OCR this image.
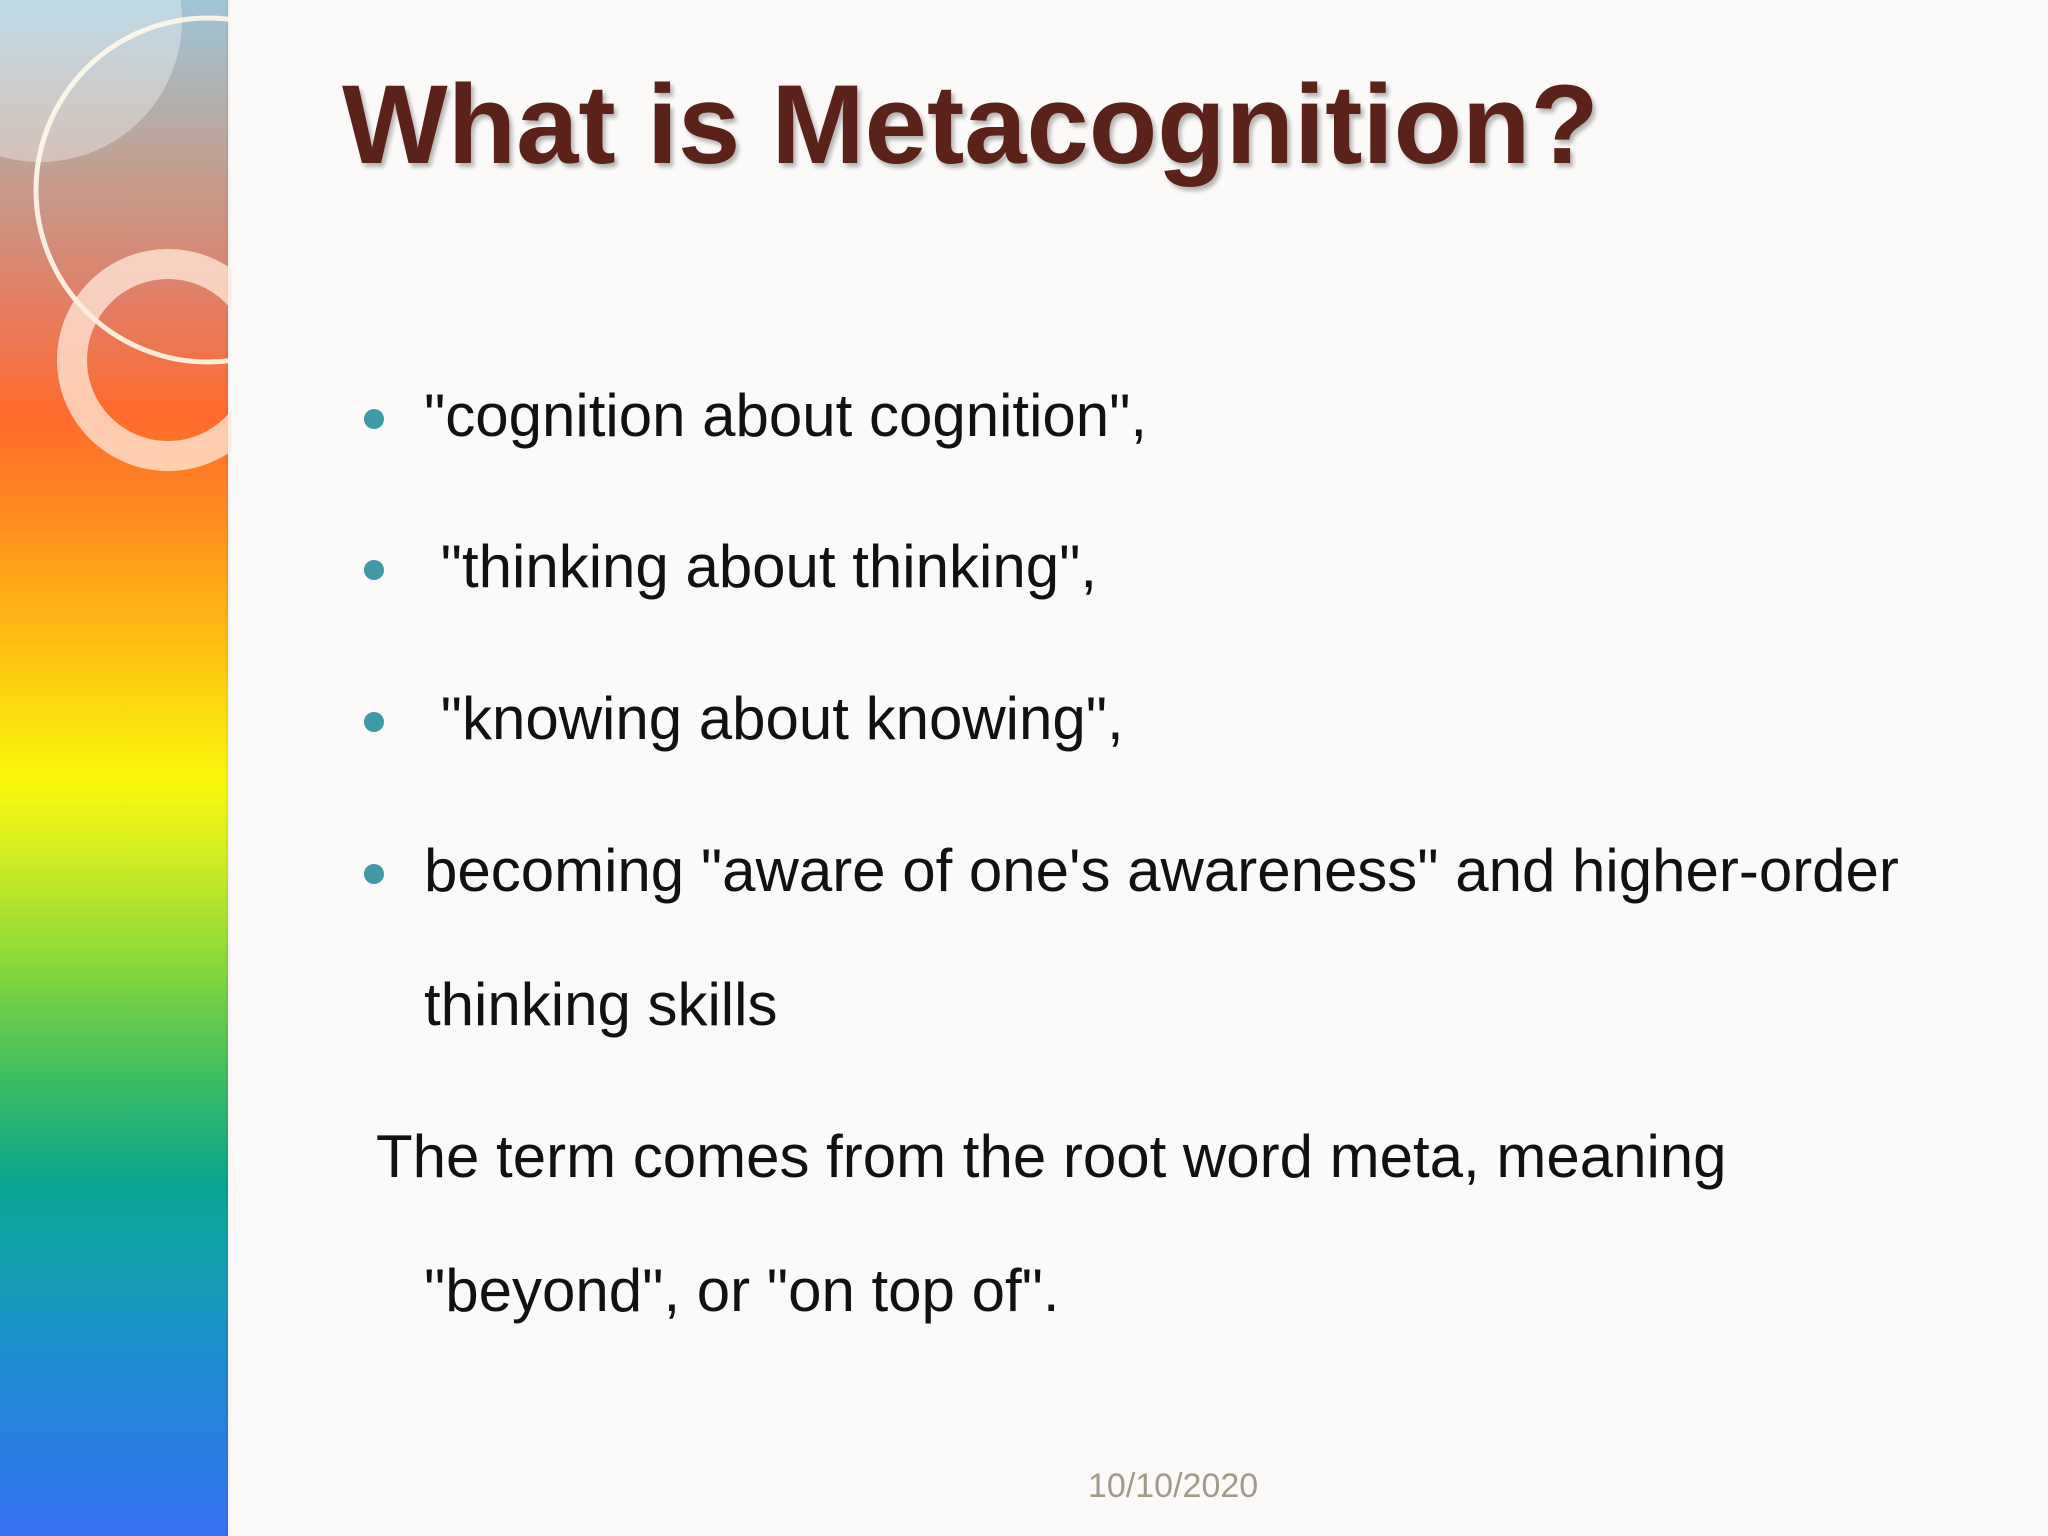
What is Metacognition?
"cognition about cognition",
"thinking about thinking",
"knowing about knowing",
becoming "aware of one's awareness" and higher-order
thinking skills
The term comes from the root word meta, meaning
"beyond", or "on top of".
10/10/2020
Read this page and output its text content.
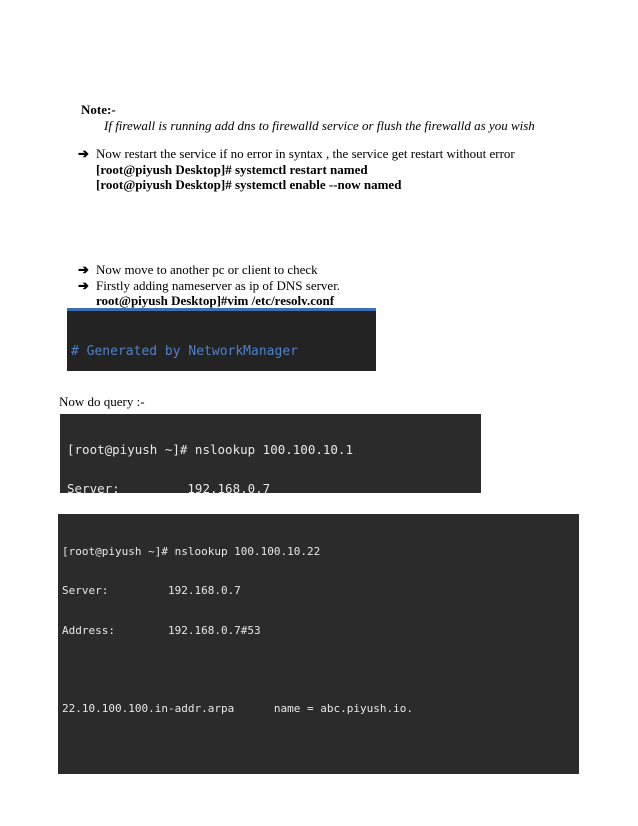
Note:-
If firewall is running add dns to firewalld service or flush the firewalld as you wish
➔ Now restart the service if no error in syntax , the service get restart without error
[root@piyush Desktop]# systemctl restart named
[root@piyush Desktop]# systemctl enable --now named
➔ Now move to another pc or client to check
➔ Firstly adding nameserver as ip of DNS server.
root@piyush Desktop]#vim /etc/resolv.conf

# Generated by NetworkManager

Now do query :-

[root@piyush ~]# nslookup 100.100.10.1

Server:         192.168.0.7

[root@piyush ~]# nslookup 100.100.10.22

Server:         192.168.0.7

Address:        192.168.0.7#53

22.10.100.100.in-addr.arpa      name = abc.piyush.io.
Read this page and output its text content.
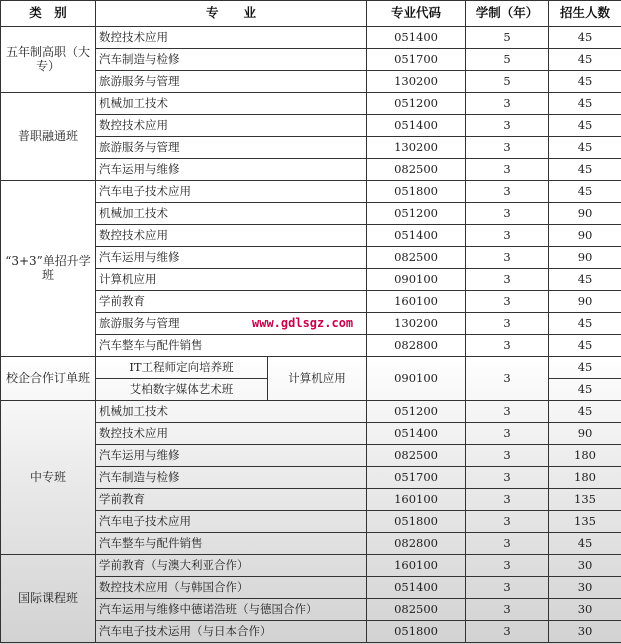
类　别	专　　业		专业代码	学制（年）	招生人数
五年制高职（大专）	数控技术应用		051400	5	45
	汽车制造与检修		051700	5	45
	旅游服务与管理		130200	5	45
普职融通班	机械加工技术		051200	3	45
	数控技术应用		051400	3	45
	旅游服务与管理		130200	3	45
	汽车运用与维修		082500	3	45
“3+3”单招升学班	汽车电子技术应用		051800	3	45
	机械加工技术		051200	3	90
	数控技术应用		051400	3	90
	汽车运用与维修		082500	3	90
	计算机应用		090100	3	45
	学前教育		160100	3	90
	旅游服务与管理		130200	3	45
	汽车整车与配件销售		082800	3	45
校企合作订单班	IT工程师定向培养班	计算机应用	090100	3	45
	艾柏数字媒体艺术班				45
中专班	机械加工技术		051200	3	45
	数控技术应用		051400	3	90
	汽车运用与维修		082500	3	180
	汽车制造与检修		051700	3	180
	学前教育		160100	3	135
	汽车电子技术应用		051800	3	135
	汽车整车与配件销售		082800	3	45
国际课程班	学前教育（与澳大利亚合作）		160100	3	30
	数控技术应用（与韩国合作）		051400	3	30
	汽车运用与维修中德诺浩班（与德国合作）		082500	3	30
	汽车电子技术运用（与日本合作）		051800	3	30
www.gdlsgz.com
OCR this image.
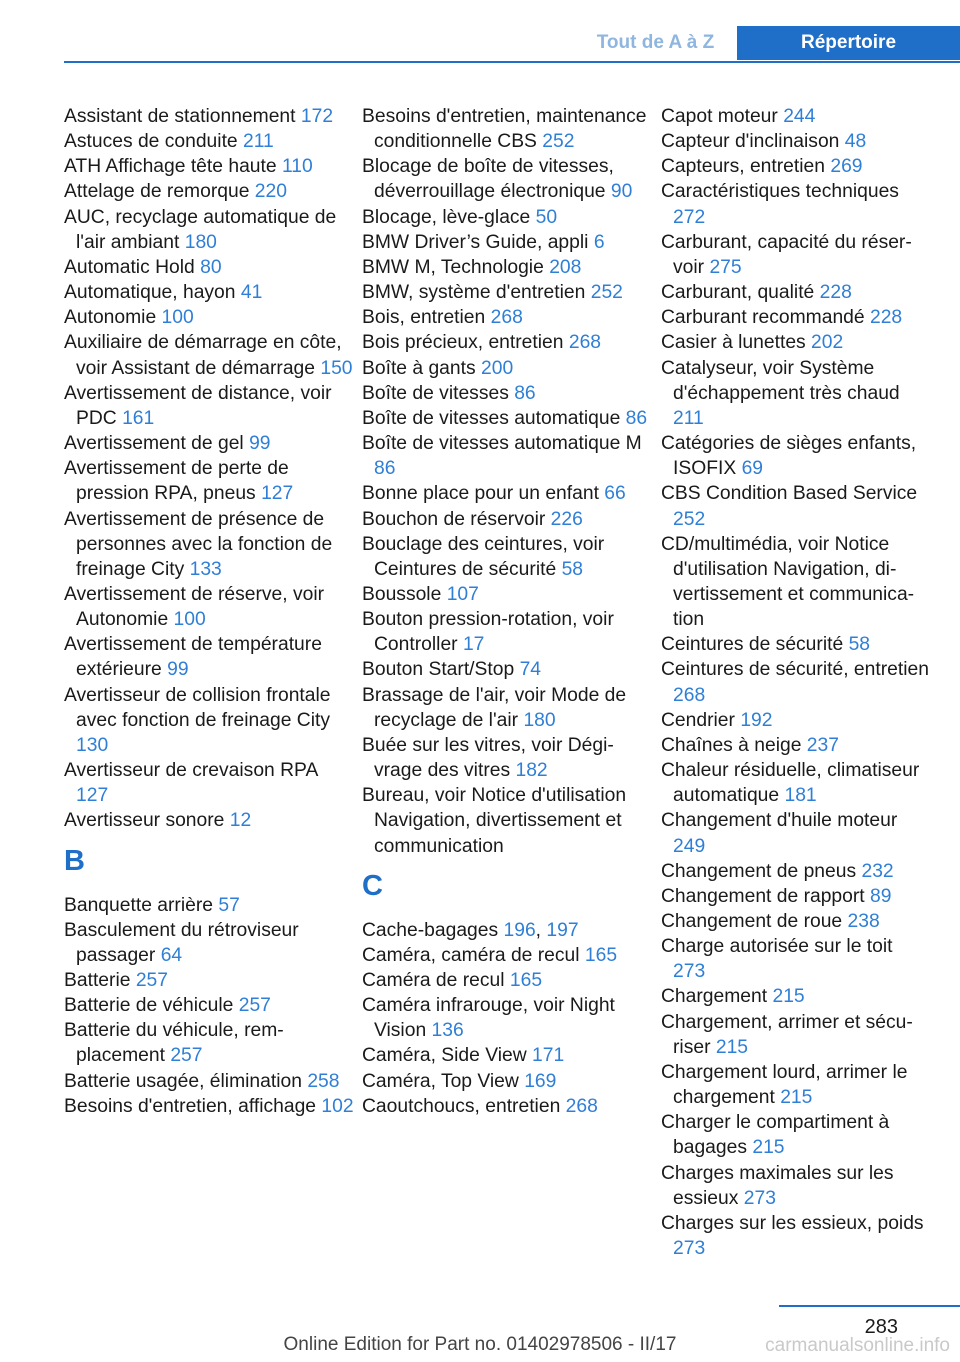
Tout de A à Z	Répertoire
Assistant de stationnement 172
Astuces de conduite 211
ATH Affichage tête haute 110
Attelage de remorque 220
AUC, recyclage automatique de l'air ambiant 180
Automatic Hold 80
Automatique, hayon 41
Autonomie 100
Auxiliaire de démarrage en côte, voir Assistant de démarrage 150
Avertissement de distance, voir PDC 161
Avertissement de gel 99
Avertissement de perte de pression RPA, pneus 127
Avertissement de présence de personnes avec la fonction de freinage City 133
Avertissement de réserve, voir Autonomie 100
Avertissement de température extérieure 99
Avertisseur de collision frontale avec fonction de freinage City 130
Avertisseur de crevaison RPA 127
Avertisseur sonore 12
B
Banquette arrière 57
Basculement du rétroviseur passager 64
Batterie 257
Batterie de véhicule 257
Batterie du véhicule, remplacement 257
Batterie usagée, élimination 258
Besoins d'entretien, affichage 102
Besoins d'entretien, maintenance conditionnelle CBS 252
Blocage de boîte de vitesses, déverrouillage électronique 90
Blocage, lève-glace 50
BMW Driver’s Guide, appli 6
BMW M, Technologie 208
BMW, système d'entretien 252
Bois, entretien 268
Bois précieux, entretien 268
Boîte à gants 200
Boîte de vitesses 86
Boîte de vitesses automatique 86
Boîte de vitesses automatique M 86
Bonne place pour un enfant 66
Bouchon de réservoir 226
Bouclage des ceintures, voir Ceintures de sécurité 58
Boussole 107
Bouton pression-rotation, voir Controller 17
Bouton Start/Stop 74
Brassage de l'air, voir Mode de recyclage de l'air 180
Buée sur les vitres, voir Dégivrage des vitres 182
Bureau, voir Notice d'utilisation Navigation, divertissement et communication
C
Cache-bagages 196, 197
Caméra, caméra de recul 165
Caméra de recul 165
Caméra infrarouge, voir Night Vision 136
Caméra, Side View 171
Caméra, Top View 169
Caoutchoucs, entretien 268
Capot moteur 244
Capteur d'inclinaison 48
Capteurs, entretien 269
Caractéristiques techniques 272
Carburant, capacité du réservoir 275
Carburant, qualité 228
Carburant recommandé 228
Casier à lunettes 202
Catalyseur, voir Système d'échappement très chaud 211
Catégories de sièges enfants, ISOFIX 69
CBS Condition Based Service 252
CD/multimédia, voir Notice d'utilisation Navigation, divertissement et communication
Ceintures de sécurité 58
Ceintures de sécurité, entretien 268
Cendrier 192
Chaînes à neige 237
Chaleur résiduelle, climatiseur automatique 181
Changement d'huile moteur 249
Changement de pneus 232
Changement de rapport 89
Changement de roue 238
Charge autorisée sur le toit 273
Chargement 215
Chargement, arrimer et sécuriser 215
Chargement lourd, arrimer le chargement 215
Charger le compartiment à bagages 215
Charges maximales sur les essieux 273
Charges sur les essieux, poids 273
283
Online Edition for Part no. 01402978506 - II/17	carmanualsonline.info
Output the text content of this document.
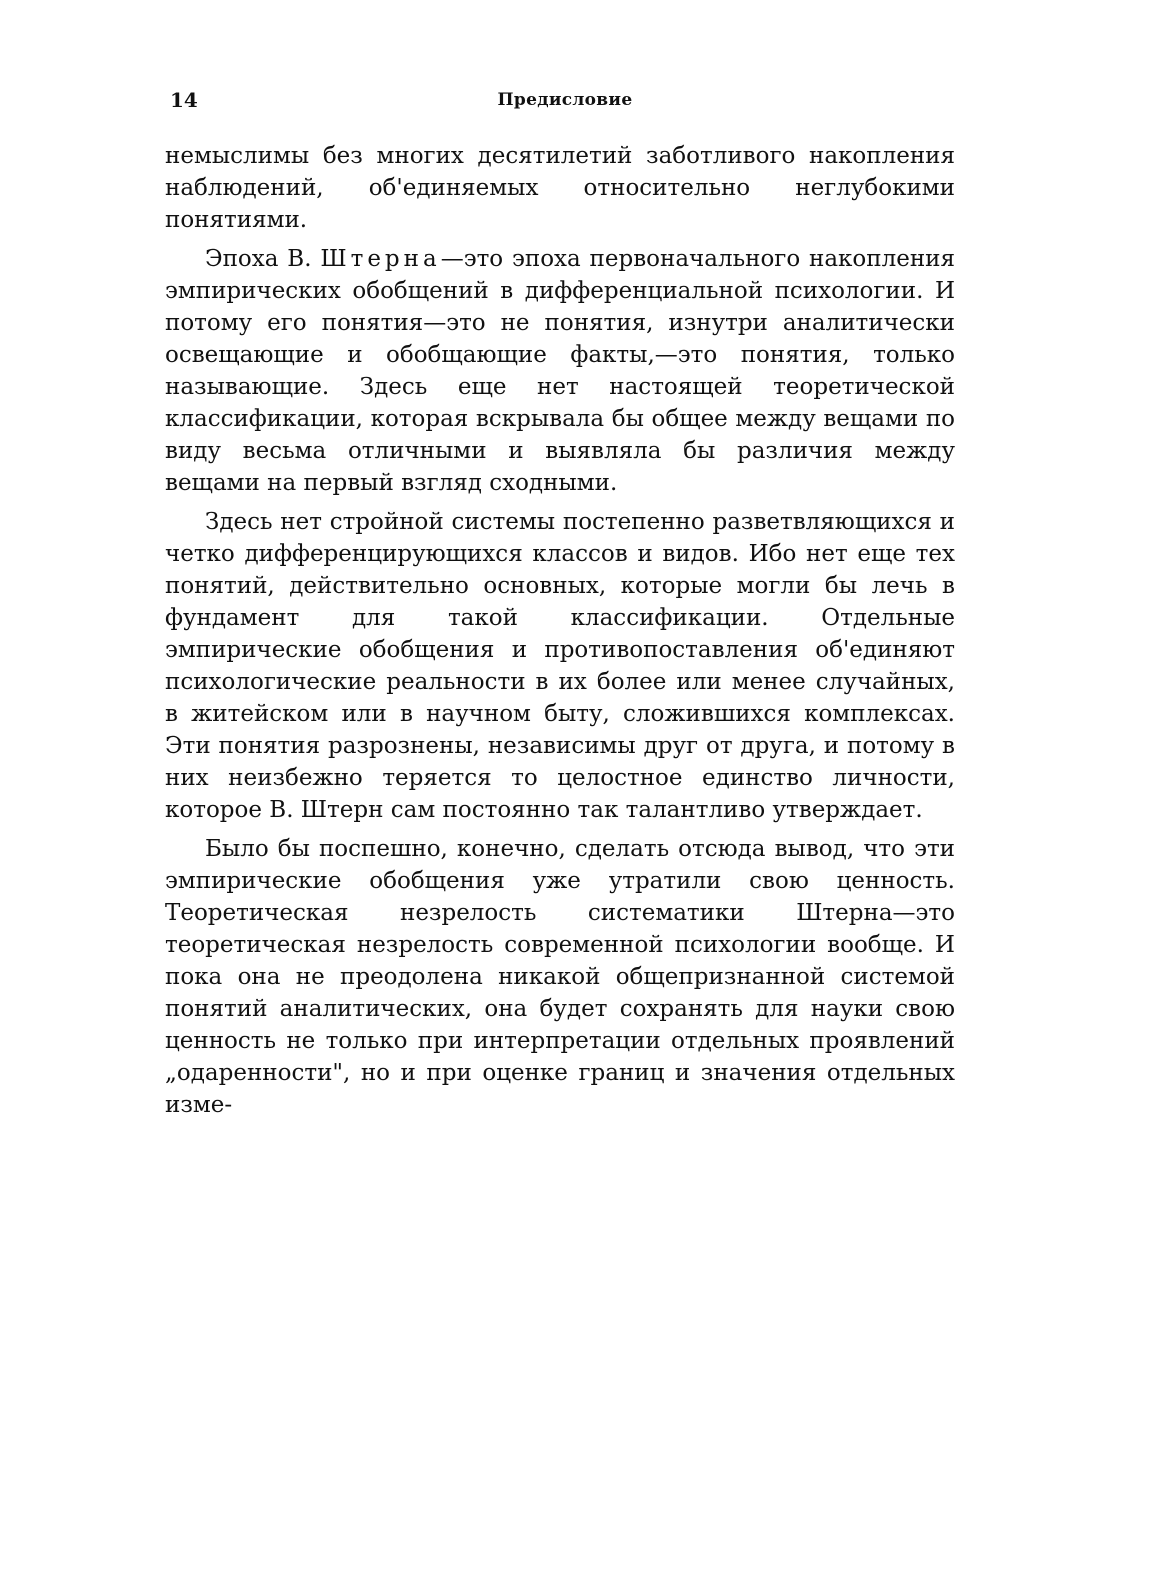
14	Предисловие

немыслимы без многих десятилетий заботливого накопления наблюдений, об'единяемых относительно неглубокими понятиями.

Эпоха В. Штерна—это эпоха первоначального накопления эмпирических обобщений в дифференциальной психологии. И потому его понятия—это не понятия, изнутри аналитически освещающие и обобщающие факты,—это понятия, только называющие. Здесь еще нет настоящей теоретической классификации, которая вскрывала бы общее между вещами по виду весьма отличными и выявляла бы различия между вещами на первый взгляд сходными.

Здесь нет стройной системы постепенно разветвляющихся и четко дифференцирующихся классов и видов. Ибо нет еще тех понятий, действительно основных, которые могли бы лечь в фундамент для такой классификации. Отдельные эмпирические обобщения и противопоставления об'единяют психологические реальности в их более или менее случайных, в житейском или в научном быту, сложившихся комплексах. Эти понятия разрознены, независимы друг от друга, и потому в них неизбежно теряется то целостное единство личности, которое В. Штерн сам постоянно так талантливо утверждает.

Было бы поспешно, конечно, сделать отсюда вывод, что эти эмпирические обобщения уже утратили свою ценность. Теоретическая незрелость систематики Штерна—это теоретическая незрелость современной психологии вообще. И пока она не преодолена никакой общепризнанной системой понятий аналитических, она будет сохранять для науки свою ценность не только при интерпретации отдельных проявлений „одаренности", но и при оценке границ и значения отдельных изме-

● ● ● ● ●

> Exercise details
Every line in the data above that contains "piyush" needs to be copied.

> Output for this exercise
[root@piyush Desktop]# systemctl restart named
[root@piyush Desktop]# systemctl enable --now named
root@piyush Desktop]#vim /etc/resolv.conf
[root@piyush ~]# nslookup 100.100.10.1
[root@piyush ~]# nslookup 100.100.10.22
22.10.100.100.in-addr.arpa      name = abc.piyush.io.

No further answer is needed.